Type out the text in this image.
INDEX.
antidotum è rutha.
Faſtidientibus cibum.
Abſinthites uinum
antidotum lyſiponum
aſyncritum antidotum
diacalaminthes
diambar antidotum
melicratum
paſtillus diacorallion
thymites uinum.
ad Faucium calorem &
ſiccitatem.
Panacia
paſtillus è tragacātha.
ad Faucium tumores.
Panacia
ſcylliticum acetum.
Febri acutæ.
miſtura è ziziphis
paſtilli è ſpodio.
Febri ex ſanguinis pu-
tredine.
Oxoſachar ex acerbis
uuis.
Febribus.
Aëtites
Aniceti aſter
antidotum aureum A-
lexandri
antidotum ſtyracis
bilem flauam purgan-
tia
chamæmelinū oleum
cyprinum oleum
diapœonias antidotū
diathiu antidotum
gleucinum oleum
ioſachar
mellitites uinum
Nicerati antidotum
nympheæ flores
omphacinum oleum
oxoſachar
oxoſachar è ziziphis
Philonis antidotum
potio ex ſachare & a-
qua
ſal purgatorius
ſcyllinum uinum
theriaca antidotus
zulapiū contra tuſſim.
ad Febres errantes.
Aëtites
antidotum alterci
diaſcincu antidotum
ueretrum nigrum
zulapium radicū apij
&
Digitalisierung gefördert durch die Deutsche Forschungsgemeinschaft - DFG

• Activity
Print the records again in their entirety, character for character.

• Your response
Type out the text in this image.
INDEX.
antidotum è rutha.
Faſtidientibus cibum.
Abſinthites uinum
antidotum lyſiponum
aſyncritum antidotum
diacalaminthes
diambar antidotum
melicratum
paſtillus diacorallion
thymites uinum.
ad Faucium calorem &
ſiccitatem.
Panacia
paſtillus è tragacātha.
ad Faucium tumores.
Panacia
ſcylliticum acetum.
Febri acutæ.
miſtura è ziziphis
paſtilli è ſpodio.
Febri ex ſanguinis pu-
tredine.
Oxoſachar ex acerbis
uuis.
Febribus.
Aëtites
Aniceti aſter
antidotum aureum A-
lexandri
antidotum ſtyracis
bilem flauam purgan-
tia
chamæmelinū oleum
cyprinum oleum
diapœonias antidotū
diathiu antidotum
gleucinum oleum
ioſachar
mellitites uinum
Nicerati antidotum
nympheæ flores
omphacinum oleum
oxoſachar
oxoſachar è ziziphis
Philonis antidotum
potio ex ſachare & a-
qua
ſal purgatorius
ſcyllinum uinum
theriaca antidotus
zulapiū contra tuſſim.
ad Febres errantes.
Aëtites
antidotum alterci
diaſcincu antidotum
ueretrum nigrum
zulapium radicū apij
&
Digitalisierung gefördert durch die Deutsche Forschungsgemeinschaft - DFG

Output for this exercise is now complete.